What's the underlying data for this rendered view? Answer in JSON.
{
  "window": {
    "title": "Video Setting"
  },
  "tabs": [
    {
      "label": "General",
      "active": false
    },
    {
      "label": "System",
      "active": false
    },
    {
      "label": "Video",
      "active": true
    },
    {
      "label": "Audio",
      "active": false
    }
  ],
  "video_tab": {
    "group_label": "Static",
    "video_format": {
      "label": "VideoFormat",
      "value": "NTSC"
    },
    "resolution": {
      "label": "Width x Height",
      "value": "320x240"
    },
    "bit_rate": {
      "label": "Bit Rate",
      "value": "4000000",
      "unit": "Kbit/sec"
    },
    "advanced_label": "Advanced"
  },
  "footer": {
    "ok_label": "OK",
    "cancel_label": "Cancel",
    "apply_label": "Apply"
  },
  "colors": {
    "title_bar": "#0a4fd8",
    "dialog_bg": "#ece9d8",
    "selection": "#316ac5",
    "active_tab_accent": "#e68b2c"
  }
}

• What you have to do: Repeat all entries. Match them exactly.

• Final result:
What's the underlying data for this rendered view? Answer in JSON.
{
  "window": {
    "title": "Video Setting"
  },
  "tabs": [
    {
      "label": "General",
      "active": false
    },
    {
      "label": "System",
      "active": false
    },
    {
      "label": "Video",
      "active": true
    },
    {
      "label": "Audio",
      "active": false
    }
  ],
  "video_tab": {
    "group_label": "Static",
    "video_format": {
      "label": "VideoFormat",
      "value": "NTSC"
    },
    "resolution": {
      "label": "Width x Height",
      "value": "320x240"
    },
    "bit_rate": {
      "label": "Bit Rate",
      "value": "4000000",
      "unit": "Kbit/sec"
    },
    "advanced_label": "Advanced"
  },
  "footer": {
    "ok_label": "OK",
    "cancel_label": "Cancel",
    "apply_label": "Apply"
  },
  "colors": {
    "title_bar": "#0a4fd8",
    "dialog_bg": "#ece9d8",
    "selection": "#316ac5",
    "active_tab_accent": "#e68b2c"
  }
}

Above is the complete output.